**Given task:** Reproduce the listing below exactly. Pictures do not belong in the copy.

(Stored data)
##############################
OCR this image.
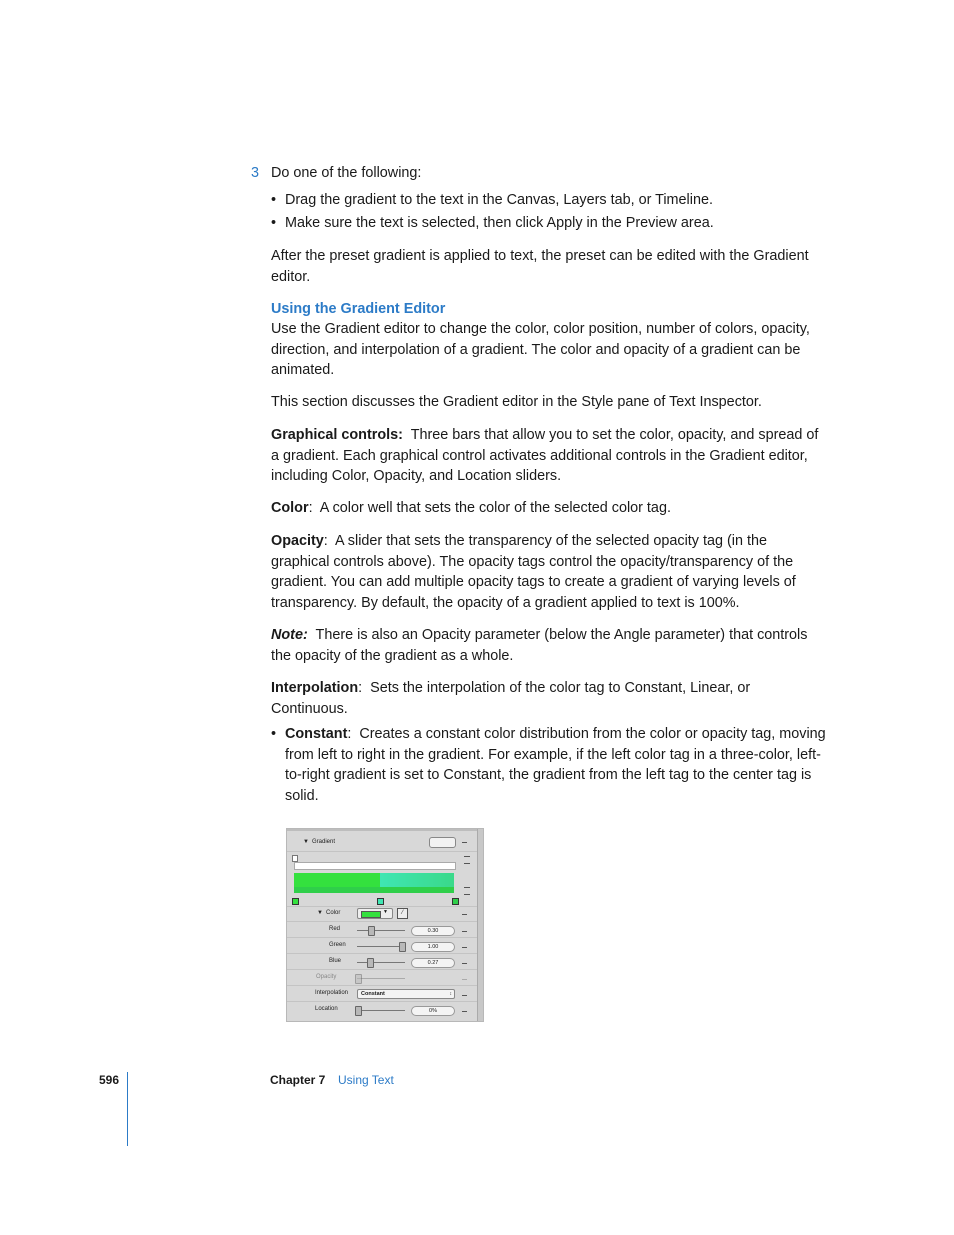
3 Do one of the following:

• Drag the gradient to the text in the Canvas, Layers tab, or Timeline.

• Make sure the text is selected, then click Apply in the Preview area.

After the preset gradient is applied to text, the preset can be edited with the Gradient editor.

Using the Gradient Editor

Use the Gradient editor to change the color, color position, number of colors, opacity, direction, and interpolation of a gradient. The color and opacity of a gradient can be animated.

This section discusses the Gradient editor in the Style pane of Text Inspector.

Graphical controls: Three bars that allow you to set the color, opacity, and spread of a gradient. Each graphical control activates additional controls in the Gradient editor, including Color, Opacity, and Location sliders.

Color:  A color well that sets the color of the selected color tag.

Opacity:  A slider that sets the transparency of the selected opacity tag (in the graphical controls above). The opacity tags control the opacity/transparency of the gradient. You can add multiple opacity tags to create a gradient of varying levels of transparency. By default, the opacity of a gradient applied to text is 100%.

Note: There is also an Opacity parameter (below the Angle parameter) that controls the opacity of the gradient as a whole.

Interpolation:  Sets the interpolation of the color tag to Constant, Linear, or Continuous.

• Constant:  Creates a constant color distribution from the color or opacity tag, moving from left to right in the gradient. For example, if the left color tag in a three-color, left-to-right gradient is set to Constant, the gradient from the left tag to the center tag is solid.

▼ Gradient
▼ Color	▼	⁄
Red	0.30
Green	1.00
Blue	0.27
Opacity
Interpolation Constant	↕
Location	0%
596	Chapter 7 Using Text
##############################
**Reply to the task:**
OCR this image.
3 Do one of the following:

• Drag the gradient to the text in the Canvas, Layers tab, or Timeline.

• Make sure the text is selected, then click Apply in the Preview area.

After the preset gradient is applied to text, the preset can be edited with the Gradient editor.

Using the Gradient Editor

Use the Gradient editor to change the color, color position, number of colors, opacity, direction, and interpolation of a gradient. The color and opacity of a gradient can be animated.

This section discusses the Gradient editor in the Style pane of Text Inspector.

Graphical controls: Three bars that allow you to set the color, opacity, and spread of a gradient. Each graphical control activates additional controls in the Gradient editor, including Color, Opacity, and Location sliders.

Color:  A color well that sets the color of the selected color tag.

Opacity:  A slider that sets the transparency of the selected opacity tag (in the graphical controls above). The opacity tags control the opacity/transparency of the gradient. You can add multiple opacity tags to create a gradient of varying levels of transparency. By default, the opacity of a gradient applied to text is 100%.

Note: There is also an Opacity parameter (below the Angle parameter) that controls the opacity of the gradient as a whole.

Interpolation:  Sets the interpolation of the color tag to Constant, Linear, or Continuous.

• Constant:  Creates a constant color distribution from the color or opacity tag, moving from left to right in the gradient. For example, if the left color tag in a three-color, left-to-right gradient is set to Constant, the gradient from the left tag to the center tag is solid.

▼ Gradient
▼ Color	▼	⁄
Red	0.30
Green	1.00
Blue	0.27
Opacity
Interpolation Constant	↕
Location	0%
596	Chapter 7 Using Text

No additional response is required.